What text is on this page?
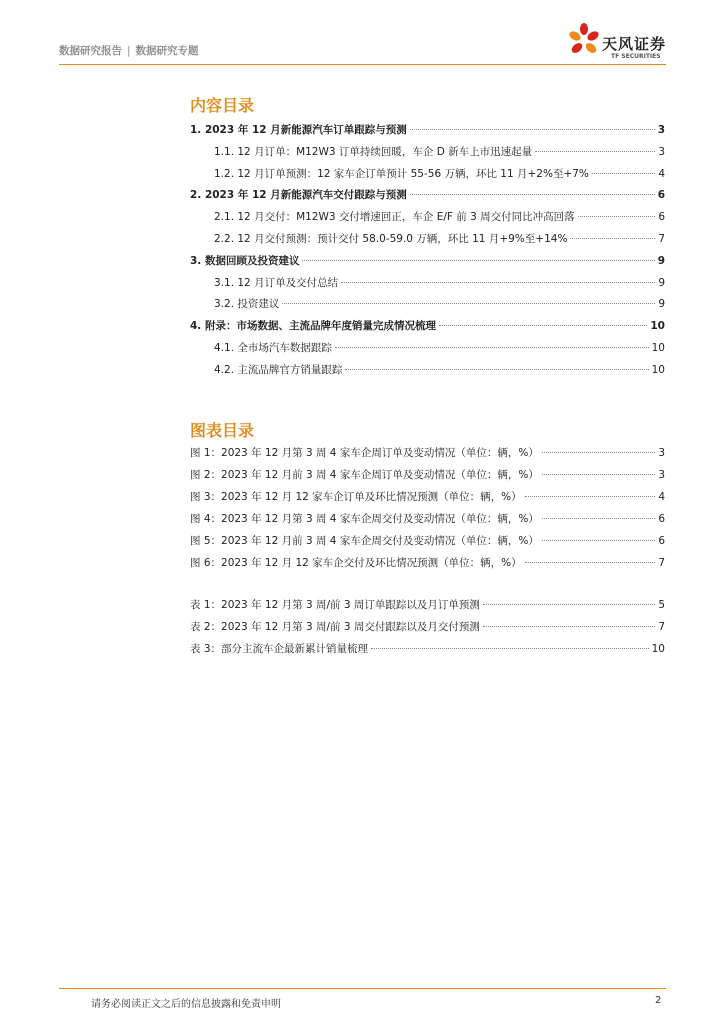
数据研究报告 | 数据研究专题	天风证券
TF SECURITIES
内容目录
1. 2023 年 12 月新能源汽车订单跟踪与预测	3
1.1. 12 月订单：M12W3 订单持续回暖，车企 D 新车上市迅速起量	3
1.2. 12 月订单预测：12 家车企订单预计 55-56 万辆，环比 11 月+2%至+7%	4
2. 2023 年 12 月新能源汽车交付跟踪与预测	6
2.1. 12 月交付：M12W3 交付增速回正，车企 E/F 前 3 周交付同比冲高回落	6
2.2. 12 月交付预测：预计交付 58.0-59.0 万辆，环比 11 月+9%至+14%	7
3. 数据回顾及投资建议	9
3.1. 12 月订单及交付总结	9
3.2. 投资建议	9
4. 附录：市场数据、主流品牌年度销量完成情况梳理	10
4.1. 全市场汽车数据跟踪	10
4.2. 主流品牌官方销量跟踪	10
图表目录
图 1：2023 年 12 月第 3 周 4 家车企周订单及变动情况（单位：辆，%）	3
图 2：2023 年 12 月前 3 周 4 家车企周订单及变动情况（单位：辆，%）	3
图 3：2023 年 12 月 12 家车企订单及环比情况预测（单位：辆，%）	4
图 4：2023 年 12 月第 3 周 4 家车企周交付及变动情况（单位：辆，%）	6
图 5：2023 年 12 月前 3 周 4 家车企周交付及变动情况（单位：辆，%）	6
图 6：2023 年 12 月 12 家车企交付及环比情况预测（单位：辆，%）	7
表 1：2023 年 12 月第 3 周/前 3 周订单跟踪以及月订单预测	5
表 2：2023 年 12 月第 3 周/前 3 周交付跟踪以及月交付预测	7
表 3：部分主流车企最新累计销量梳理	10
请务必阅读正文之后的信息披露和免责申明	2
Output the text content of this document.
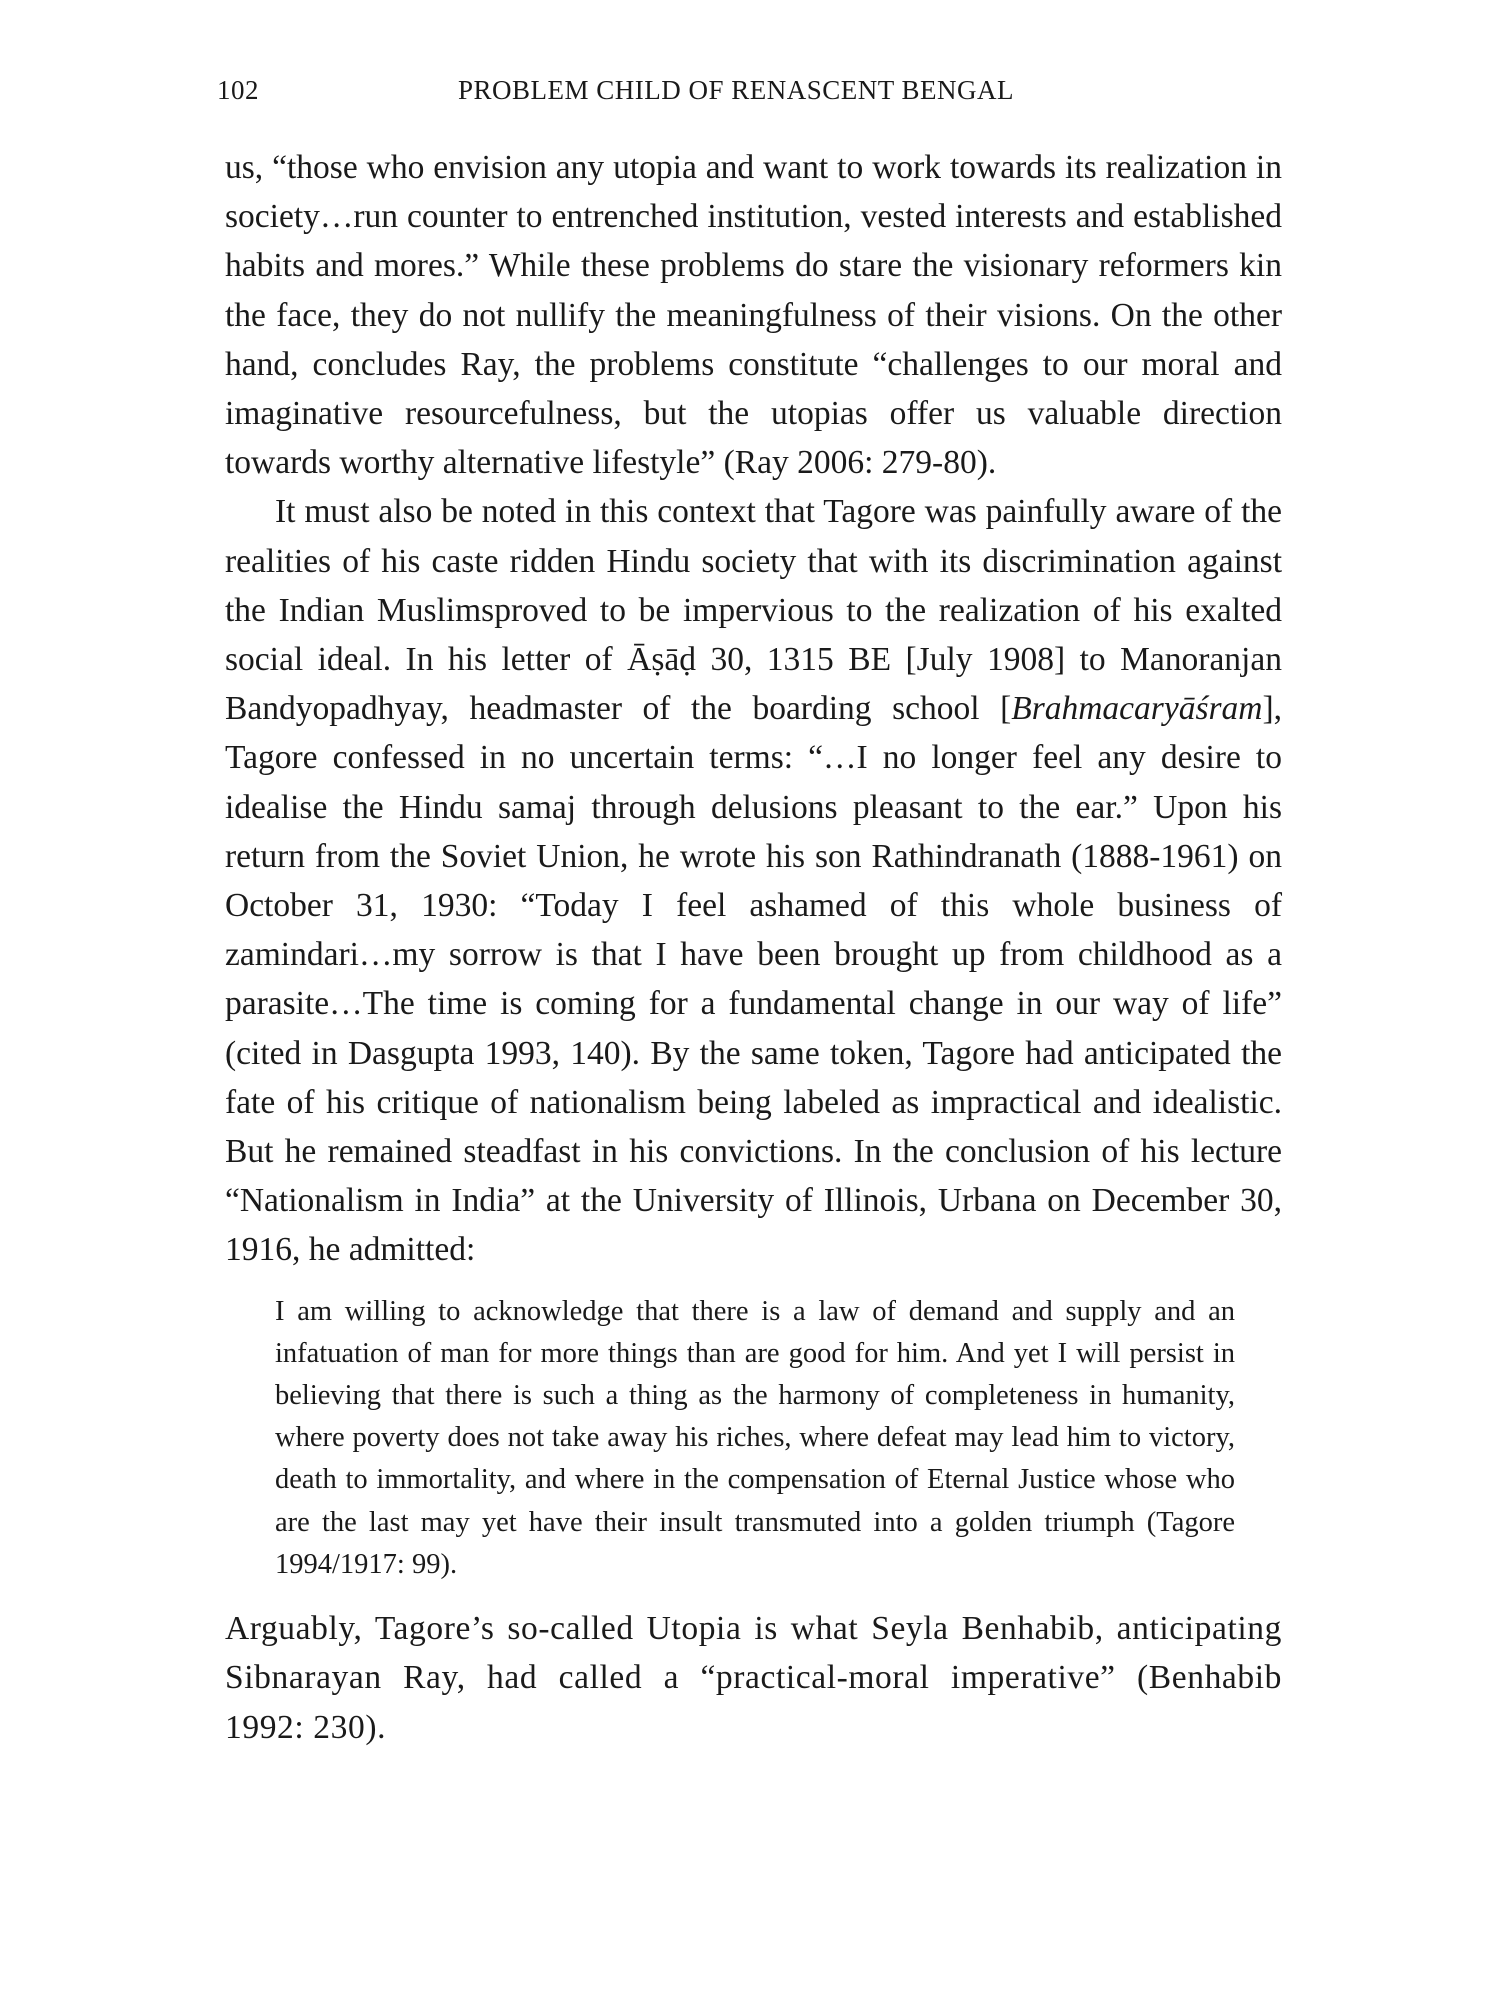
102	PROBLEM CHILD OF RENASCENT BENGAL

us, “those who envision any utopia and want to work towards its realization in society…run counter to entrenched institution, vested interests and established habits and mores.” While these problems do stare the visionary reformers kin the face, they do not nullify the meaningfulness of their visions. On the other hand, concludes Ray, the problems constitute “challenges to our moral and imaginative resourcefulness, but the utopias offer us valuable direction towards worthy alternative lifestyle” (Ray 2006: 279-80).

It must also be noted in this context that Tagore was painfully aware of the realities of his caste ridden Hindu society that with its discrimination against the Indian Muslimsproved to be impervious to the realization of his exalted social ideal. In his letter of Āṣāḍ 30, 1315 BE [July 1908] to Manoranjan Bandyopadhyay, headmaster of the boarding school [Brahmacaryāśram], Tagore confessed in no uncertain terms: “…I no longer feel any desire to idealise the Hindu samaj through delusions pleasant to the ear.” Upon his return from the Soviet Union, he wrote his son Rathindranath (1888-1961) on October 31, 1930: “Today I feel ashamed of this whole business of zamindari…my sorrow is that I have been brought up from childhood as a parasite…The time is coming for a fundamental change in our way of life” (cited in Dasgupta 1993, 140). By the same token, Tagore had anticipated the fate of his critique of nationalism being labeled as impractical and idealistic. But he remained steadfast in his convictions. In the conclusion of his lecture “Nationalism in India” at the University of Illinois, Urbana on December 30, 1916, he admitted:

I am willing to acknowledge that there is a law of demand and supply and an infatuation of man for more things than are good for him. And yet I will persist in believing that there is such a thing as the harmony of completeness in humanity, where poverty does not take away his riches, where defeat may lead him to victory, death to immortality, and where in the compensation of Eternal Justice whose who are the last may yet have their insult transmuted into a golden triumph (Tagore 1994/1917: 99).

Arguably, Tagore’s so-called Utopia is what Seyla Benhabib, anticipating Sibnarayan Ray, had called a “practical-moral imperative” (Benhabib 1992: 230).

### What to work on
Leave out the pictures, and give all the records again exactly.

### Final result
What text is on this page?
数据研究报告 | 数据研究专题	天风证券
TF SECURITIES
内容目录
1. 2023 年 12 月新能源汽车订单跟踪与预测	3
1.1. 12 月订单：M12W3 订单持续回暖，车企 D 新车上市迅速起量	3
1.2. 12 月订单预测：12 家车企订单预计 55-56 万辆，环比 11 月+2%至+7%	4
2. 2023 年 12 月新能源汽车交付跟踪与预测	6
2.1. 12 月交付：M12W3 交付增速回正，车企 E/F 前 3 周交付同比冲高回落	6
2.2. 12 月交付预测：预计交付 58.0-59.0 万辆，环比 11 月+9%至+14%	7
3. 数据回顾及投资建议	9
3.1. 12 月订单及交付总结	9
3.2. 投资建议	9
4. 附录：市场数据、主流品牌年度销量完成情况梳理	10
4.1. 全市场汽车数据跟踪	10
4.2. 主流品牌官方销量跟踪	10
图表目录
图 1：2023 年 12 月第 3 周 4 家车企周订单及变动情况（单位：辆，%）	3
图 2：2023 年 12 月前 3 周 4 家车企周订单及变动情况（单位：辆，%）	3
图 3：2023 年 12 月 12 家车企订单及环比情况预测（单位：辆，%）	4
图 4：2023 年 12 月第 3 周 4 家车企周交付及变动情况（单位：辆，%）	6
图 5：2023 年 12 月前 3 周 4 家车企周交付及变动情况（单位：辆，%）	6
图 6：2023 年 12 月 12 家车企交付及环比情况预测（单位：辆，%）	7
表 1：2023 年 12 月第 3 周/前 3 周订单跟踪以及月订单预测	5
表 2：2023 年 12 月第 3 周/前 3 周交付跟踪以及月交付预测	7
表 3：部分主流车企最新累计销量梳理	10
请务必阅读正文之后的信息披露和免责申明	2
Output the text content of this document.
102	PROBLEM CHILD OF RENASCENT BENGAL

us, “those who envision any utopia and want to work towards its realization in society…run counter to entrenched institution, vested interests and established habits and mores.” While these problems do stare the visionary reformers kin the face, they do not nullify the meaningfulness of their visions. On the other hand, concludes Ray, the problems constitute “challenges to our moral and imaginative resourcefulness, but the utopias offer us valuable direction towards worthy alternative lifestyle” (Ray 2006: 279-80).

It must also be noted in this context that Tagore was painfully aware of the realities of his caste ridden Hindu society that with its discrimination against the Indian Muslimsproved to be impervious to the realization of his exalted social ideal. In his letter of Āṣāḍ 30, 1315 BE [July 1908] to Manoranjan Bandyopadhyay, headmaster of the boarding school [Brahmacaryāśram], Tagore confessed in no uncertain terms: “…I no longer feel any desire to idealise the Hindu samaj through delusions pleasant to the ear.” Upon his return from the Soviet Union, he wrote his son Rathindranath (1888-1961) on October 31, 1930: “Today I feel ashamed of this whole business of zamindari…my sorrow is that I have been brought up from childhood as a parasite…The time is coming for a fundamental change in our way of life” (cited in Dasgupta 1993, 140). By the same token, Tagore had anticipated the fate of his critique of nationalism being labeled as impractical and idealistic. But he remained steadfast in his convictions. In the conclusion of his lecture “Nationalism in India” at the University of Illinois, Urbana on December 30, 1916, he admitted:

I am willing to acknowledge that there is a law of demand and supply and an infatuation of man for more things than are good for him. And yet I will persist in believing that there is such a thing as the harmony of completeness in humanity, where poverty does not take away his riches, where defeat may lead him to victory, death to immortality, and where in the compensation of Eternal Justice whose who are the last may yet have their insult transmuted into a golden triumph (Tagore 1994/1917: 99).

Arguably, Tagore’s so-called Utopia is what Seyla Benhabib, anticipating Sibnarayan Ray, had called a “practical-moral imperative” (Benhabib 1992: 230).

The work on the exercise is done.